**Exercise requirements**
- a) In the crop management excerpt, what were the soil PAWC values in plots B and C?
- b) Write the next part of the crop management excerpt, starting after its final sentence.

**Excerpt**
These results however vary for each unique combination of starting conditions, as is apparent in the differences between plots B and C, in which soil PAWC was 120mm and 190mm respectively. The ability to predict the optimal management strategies at planting is abated by an increase in PAWC as shown by the curves for the adaptive strategies a) and b) being closer to perfect knowledge (black line) for shallow soils compared to deeper soils. This is likely due to the relative influence of in-crop precipitation. For the lower water holding soils, in-crop rain is more often lost to runoff or drainage and in greater quantities compared to soils with larger PAWCs. Therefore predicting an optimal management strategy at planting, when amount and timing of in-crop rain in unknown, is less successful when it has the most influence over yields.

Figure 2. Cumulative probabilities showing management strategies a) speculative, b) conservative, c) traditional non-adaptive and d) perfect knowledge for all factors, soil PAWC 120mm and 190 mm.

Conclusion

Here we have shown that despite a low signal to noise ratio between sow conditions, agronomic management options and gross margins, there are benefits in using a tool such as WhopperCropper. However, here we tested the ability of historical simulations to predict the results of future independent simulations. However this does not necessarily account for the ability for simulations to predict reality.

The techniques used in this study to predict optimal management strategy are referred to as “Nearest Neighbour”. It is possible that other prediction techniques such as fitting a continuous model and using it to decide the best agronomic management may perform better because the fitting algorithm attempts to fit to signal and ignore noise, which doesn’t happen with “Nearest Neighbour” techniques. In addition Nearest Neighbour fails to account for temporal correlation and non-stationary data as a result of climate change.

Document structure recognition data
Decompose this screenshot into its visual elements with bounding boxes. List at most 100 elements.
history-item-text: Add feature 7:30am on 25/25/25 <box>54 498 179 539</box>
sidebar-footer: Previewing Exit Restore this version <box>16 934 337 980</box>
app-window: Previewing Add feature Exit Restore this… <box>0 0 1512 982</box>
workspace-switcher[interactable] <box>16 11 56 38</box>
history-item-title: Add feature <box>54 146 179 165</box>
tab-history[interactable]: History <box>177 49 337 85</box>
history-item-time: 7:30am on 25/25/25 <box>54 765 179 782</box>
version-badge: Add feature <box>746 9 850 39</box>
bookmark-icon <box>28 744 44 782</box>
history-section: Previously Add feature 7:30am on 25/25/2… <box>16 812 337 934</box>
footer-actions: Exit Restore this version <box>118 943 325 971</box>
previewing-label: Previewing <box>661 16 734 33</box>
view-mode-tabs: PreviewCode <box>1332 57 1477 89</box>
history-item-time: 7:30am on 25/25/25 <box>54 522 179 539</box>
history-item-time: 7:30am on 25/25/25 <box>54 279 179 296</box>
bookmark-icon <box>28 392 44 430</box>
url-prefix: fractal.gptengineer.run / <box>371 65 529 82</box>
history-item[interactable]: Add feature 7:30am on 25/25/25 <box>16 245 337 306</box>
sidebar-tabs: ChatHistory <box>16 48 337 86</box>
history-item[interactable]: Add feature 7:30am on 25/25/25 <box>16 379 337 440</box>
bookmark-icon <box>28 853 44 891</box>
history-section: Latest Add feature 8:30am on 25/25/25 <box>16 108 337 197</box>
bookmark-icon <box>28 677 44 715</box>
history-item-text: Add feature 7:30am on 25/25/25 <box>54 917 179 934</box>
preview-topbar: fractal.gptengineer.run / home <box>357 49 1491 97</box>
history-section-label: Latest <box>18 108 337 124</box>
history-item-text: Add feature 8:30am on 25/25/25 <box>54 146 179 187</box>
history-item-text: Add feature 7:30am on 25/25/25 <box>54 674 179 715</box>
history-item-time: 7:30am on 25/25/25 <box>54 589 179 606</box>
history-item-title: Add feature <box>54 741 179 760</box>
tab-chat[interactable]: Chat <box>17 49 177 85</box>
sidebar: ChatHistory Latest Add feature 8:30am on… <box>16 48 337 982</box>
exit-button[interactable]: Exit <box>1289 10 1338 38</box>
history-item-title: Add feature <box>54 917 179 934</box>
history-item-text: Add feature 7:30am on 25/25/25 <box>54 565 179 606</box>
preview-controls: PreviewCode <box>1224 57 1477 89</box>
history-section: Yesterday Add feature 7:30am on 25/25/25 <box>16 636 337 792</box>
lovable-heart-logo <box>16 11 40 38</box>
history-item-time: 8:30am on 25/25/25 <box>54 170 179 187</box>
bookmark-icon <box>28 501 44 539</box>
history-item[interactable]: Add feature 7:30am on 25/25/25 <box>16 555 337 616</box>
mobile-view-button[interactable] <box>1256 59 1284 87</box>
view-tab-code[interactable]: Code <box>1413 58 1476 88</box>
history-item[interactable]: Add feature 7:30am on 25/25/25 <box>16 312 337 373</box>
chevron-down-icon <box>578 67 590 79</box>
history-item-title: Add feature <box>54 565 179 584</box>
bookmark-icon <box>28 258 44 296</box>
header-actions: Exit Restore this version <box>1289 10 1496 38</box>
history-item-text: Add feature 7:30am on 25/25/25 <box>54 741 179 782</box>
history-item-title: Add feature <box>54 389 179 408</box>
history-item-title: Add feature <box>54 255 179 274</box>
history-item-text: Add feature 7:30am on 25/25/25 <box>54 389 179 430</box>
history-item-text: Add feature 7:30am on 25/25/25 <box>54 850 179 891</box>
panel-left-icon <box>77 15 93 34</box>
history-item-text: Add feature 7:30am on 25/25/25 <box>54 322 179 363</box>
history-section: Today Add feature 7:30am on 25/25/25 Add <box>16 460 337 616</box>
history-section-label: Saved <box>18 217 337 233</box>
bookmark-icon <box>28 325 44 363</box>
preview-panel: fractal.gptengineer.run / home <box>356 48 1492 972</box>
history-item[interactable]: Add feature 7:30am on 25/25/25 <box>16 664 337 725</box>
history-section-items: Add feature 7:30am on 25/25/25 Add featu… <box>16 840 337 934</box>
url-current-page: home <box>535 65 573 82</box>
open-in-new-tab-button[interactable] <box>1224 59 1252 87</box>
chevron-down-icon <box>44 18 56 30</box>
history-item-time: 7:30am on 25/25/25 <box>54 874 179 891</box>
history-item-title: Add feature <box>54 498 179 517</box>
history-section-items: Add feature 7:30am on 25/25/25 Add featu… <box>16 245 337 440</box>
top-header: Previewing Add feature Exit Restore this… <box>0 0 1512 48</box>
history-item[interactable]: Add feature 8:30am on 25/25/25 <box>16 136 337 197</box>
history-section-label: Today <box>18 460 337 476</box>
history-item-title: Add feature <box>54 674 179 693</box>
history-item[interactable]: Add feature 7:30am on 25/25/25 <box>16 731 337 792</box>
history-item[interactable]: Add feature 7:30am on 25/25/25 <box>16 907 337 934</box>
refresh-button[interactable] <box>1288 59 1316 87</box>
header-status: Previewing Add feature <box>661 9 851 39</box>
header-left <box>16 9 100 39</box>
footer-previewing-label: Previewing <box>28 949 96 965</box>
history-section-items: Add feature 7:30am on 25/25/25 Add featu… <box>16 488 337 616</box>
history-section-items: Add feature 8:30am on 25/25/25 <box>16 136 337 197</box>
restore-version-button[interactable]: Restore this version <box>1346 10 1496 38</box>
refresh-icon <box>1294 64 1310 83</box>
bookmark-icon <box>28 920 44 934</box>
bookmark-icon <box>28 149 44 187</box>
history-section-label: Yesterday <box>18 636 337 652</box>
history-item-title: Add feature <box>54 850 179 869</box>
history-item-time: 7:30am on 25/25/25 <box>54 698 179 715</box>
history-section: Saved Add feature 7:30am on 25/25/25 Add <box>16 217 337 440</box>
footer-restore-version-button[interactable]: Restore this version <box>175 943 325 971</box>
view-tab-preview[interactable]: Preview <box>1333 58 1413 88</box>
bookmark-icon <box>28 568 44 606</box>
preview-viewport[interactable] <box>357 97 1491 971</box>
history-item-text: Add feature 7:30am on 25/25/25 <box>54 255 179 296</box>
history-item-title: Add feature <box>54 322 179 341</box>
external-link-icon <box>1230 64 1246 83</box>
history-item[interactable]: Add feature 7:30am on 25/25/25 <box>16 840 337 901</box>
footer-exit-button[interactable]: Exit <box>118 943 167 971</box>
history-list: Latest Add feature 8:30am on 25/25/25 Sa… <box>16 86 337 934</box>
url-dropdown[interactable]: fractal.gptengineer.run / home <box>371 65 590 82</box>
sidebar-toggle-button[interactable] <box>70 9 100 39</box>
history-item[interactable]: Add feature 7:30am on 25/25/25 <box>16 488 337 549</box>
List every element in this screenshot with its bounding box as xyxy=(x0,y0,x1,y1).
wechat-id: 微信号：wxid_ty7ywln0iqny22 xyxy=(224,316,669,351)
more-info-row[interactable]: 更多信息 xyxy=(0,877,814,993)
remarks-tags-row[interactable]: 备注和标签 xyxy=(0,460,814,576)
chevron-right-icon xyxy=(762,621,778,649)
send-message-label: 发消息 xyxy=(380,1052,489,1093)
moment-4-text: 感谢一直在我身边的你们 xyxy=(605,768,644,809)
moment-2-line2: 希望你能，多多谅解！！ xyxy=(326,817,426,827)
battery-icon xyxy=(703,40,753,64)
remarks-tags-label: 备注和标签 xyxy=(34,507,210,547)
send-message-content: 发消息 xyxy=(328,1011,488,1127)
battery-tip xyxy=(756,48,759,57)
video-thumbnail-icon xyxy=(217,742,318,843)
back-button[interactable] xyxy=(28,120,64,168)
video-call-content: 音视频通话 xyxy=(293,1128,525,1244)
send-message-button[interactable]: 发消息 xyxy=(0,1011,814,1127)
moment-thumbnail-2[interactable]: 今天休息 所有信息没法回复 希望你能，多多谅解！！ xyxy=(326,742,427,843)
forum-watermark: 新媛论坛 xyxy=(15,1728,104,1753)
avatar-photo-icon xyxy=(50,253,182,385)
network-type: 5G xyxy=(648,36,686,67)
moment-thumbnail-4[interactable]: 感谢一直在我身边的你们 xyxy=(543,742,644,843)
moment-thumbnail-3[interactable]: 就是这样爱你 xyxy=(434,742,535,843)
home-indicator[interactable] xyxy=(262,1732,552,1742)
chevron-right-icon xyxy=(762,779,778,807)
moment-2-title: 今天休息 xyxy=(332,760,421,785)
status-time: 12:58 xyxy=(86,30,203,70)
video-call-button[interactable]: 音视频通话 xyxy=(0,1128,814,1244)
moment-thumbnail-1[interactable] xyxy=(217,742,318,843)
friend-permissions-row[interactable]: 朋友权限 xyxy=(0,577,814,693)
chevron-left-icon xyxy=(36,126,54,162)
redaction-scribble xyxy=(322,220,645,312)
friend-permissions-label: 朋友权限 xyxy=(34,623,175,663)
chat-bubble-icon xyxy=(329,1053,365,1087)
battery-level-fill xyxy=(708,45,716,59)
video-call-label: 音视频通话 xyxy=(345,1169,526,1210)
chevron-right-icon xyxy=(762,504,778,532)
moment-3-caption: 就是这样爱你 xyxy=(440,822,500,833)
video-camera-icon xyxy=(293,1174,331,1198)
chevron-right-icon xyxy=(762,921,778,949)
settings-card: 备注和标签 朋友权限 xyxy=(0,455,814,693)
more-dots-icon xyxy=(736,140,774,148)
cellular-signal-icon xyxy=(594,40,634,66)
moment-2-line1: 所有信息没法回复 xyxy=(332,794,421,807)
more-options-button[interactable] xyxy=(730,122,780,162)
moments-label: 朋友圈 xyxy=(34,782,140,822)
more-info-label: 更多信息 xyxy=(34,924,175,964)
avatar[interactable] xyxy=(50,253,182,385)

**Answers in order**
- a) Soil PAWC was 120mm in plot B and 190mm in plot C.

- b)
There is much future scope for this type of analysis, such as;

  • Evaluating the usefulness of seasonal forecasts
  • Multi-objective optimisation, e.g. minimising resource risk while maximising gross margin.
  • Develop management strategies to deal with climate change
  • Optimal strategies can be used to develop “rules-of-thumb”

Acknowledgments

This research was financially supported by QDPI and F, Land & Water Australia’s CVAP program and GRDC through the Central Queensland Farming Systems Project.

References

Chudleigh, F. Pers comm.

Hastie, Tibshirani and Friedman (2001), The Elements of Statistical Learning: Data Mining, Inference, and Prediction. Springer-Verlag.

Keating, B.A., Carberry, P.S., Hammer, G.L., Probert, M.E., Robertson, M.J., Holzworth, D., Huth, N.I., Hargreaves, J.N.G., Meinke, H., Hochman, Z., McLean, G., Verburg, K., Snow, V., Dimes, J.P., Silburn, M., Wang, E., Brown, S., Bristow, K.L., Asseng, S., Chapman, S., McCown, R.L., Freebairn, D.M. and Smith, C.J., 2003. An overview of APSIM, a model designed for farming systems simulation. Europ. J. Agron., 18: 267-288.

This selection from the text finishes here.